Repeat the material exactly, leaving nothing out.
::::::
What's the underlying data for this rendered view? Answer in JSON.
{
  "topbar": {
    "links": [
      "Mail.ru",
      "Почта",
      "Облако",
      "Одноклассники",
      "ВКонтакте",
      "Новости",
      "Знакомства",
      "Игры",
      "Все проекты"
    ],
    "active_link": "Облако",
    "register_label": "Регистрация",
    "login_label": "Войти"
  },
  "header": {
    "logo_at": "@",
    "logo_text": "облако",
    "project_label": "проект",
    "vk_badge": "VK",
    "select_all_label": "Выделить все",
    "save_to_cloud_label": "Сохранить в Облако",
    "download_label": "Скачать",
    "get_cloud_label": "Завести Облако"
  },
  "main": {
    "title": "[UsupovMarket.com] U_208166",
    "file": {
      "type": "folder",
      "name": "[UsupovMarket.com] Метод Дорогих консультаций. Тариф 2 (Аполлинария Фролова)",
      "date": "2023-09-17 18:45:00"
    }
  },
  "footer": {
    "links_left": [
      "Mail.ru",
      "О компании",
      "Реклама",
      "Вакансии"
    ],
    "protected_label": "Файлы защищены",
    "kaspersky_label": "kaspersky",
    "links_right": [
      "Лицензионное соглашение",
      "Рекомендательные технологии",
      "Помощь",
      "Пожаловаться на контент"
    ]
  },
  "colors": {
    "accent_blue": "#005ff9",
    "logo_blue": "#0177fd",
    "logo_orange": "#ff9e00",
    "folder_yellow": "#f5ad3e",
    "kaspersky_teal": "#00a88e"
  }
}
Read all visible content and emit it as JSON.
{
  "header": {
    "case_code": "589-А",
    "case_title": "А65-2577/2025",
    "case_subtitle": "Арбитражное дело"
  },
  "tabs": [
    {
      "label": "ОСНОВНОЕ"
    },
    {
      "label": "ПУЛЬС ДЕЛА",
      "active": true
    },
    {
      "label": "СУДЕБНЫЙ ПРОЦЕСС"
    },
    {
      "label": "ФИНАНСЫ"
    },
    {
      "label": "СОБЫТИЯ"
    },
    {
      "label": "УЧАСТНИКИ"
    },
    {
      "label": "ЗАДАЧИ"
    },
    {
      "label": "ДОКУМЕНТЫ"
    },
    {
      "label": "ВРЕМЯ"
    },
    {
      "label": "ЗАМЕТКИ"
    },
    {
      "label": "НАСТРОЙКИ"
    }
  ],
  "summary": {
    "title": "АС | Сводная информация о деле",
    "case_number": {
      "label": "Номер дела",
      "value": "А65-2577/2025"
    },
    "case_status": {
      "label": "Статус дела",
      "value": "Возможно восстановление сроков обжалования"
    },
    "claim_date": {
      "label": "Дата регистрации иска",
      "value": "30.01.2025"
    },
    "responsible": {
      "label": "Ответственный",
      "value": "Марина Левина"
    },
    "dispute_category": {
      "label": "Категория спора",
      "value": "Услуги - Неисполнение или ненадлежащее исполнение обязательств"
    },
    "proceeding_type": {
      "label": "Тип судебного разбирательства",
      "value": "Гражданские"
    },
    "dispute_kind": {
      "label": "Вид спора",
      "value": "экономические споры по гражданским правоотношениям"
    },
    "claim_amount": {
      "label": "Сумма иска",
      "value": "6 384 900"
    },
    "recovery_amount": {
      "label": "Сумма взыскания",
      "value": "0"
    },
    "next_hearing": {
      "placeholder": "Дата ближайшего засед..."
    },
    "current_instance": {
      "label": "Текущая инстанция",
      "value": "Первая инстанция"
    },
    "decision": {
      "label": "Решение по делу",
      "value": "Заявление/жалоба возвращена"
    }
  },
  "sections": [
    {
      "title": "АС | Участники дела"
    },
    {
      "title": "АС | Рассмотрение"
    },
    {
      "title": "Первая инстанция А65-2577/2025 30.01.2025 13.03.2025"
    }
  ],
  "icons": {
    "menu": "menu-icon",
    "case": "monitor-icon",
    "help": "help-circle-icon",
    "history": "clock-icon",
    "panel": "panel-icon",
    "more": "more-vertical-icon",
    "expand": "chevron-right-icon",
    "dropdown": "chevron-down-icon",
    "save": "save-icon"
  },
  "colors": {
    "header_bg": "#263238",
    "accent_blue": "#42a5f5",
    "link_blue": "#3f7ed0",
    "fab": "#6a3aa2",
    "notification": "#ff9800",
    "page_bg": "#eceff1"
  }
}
::::::
EXPECTED ANSWER
What's the underlying data for this rendered view? Answer in JSON.
{
  "topbar": {
    "links": [
      "Mail.ru",
      "Почта",
      "Облако",
      "Одноклассники",
      "ВКонтакте",
      "Новости",
      "Знакомства",
      "Игры",
      "Все проекты"
    ],
    "active_link": "Облако",
    "register_label": "Регистрация",
    "login_label": "Войти"
  },
  "header": {
    "logo_at": "@",
    "logo_text": "облако",
    "project_label": "проект",
    "vk_badge": "VK",
    "select_all_label": "Выделить все",
    "save_to_cloud_label": "Сохранить в Облако",
    "download_label": "Скачать",
    "get_cloud_label": "Завести Облако"
  },
  "main": {
    "title": "[UsupovMarket.com] U_208166",
    "file": {
      "type": "folder",
      "name": "[UsupovMarket.com] Метод Дорогих консультаций. Тариф 2 (Аполлинария Фролова)",
      "date": "2023-09-17 18:45:00"
    }
  },
  "footer": {
    "links_left": [
      "Mail.ru",
      "О компании",
      "Реклама",
      "Вакансии"
    ],
    "protected_label": "Файлы защищены",
    "kaspersky_label": "kaspersky",
    "links_right": [
      "Лицензионное соглашение",
      "Рекомендательные технологии",
      "Помощь",
      "Пожаловаться на контент"
    ]
  },
  "colors": {
    "accent_blue": "#005ff9",
    "logo_blue": "#0177fd",
    "logo_orange": "#ff9e00",
    "folder_yellow": "#f5ad3e",
    "kaspersky_teal": "#00a88e"
  }
}
Read all visible content and emit it as JSON.
{
  "header": {
    "case_code": "589-А",
    "case_title": "А65-2577/2025",
    "case_subtitle": "Арбитражное дело"
  },
  "tabs": [
    {
      "label": "ОСНОВНОЕ"
    },
    {
      "label": "ПУЛЬС ДЕЛА",
      "active": true
    },
    {
      "label": "СУДЕБНЫЙ ПРОЦЕСС"
    },
    {
      "label": "ФИНАНСЫ"
    },
    {
      "label": "СОБЫТИЯ"
    },
    {
      "label": "УЧАСТНИКИ"
    },
    {
      "label": "ЗАДАЧИ"
    },
    {
      "label": "ДОКУМЕНТЫ"
    },
    {
      "label": "ВРЕМЯ"
    },
    {
      "label": "ЗАМЕТКИ"
    },
    {
      "label": "НАСТРОЙКИ"
    }
  ],
  "summary": {
    "title": "АС | Сводная информация о деле",
    "case_number": {
      "label": "Номер дела",
      "value": "А65-2577/2025"
    },
    "case_status": {
      "label": "Статус дела",
      "value": "Возможно восстановление сроков обжалования"
    },
    "claim_date": {
      "label": "Дата регистрации иска",
      "value": "30.01.2025"
    },
    "responsible": {
      "label": "Ответственный",
      "value": "Марина Левина"
    },
    "dispute_category": {
      "label": "Категория спора",
      "value": "Услуги - Неисполнение или ненадлежащее исполнение обязательств"
    },
    "proceeding_type": {
      "label": "Тип судебного разбирательства",
      "value": "Гражданские"
    },
    "dispute_kind": {
      "label": "Вид спора",
      "value": "экономические споры по гражданским правоотношениям"
    },
    "claim_amount": {
      "label": "Сумма иска",
      "value": "6 384 900"
    },
    "recovery_amount": {
      "label": "Сумма взыскания",
      "value": "0"
    },
    "next_hearing": {
      "placeholder": "Дата ближайшего засед..."
    },
    "current_instance": {
      "label": "Текущая инстанция",
      "value": "Первая инстанция"
    },
    "decision": {
      "label": "Решение по делу",
      "value": "Заявление/жалоба возвращена"
    }
  },
  "sections": [
    {
      "title": "АС | Участники дела"
    },
    {
      "title": "АС | Рассмотрение"
    },
    {
      "title": "Первая инстанция А65-2577/2025 30.01.2025 13.03.2025"
    }
  ],
  "icons": {
    "menu": "menu-icon",
    "case": "monitor-icon",
    "help": "help-circle-icon",
    "history": "clock-icon",
    "panel": "panel-icon",
    "more": "more-vertical-icon",
    "expand": "chevron-right-icon",
    "dropdown": "chevron-down-icon",
    "save": "save-icon"
  },
  "colors": {
    "header_bg": "#263238",
    "accent_blue": "#42a5f5",
    "link_blue": "#3f7ed0",
    "fab": "#6a3aa2",
    "notification": "#ff9800",
    "page_bg": "#eceff1"
  }
}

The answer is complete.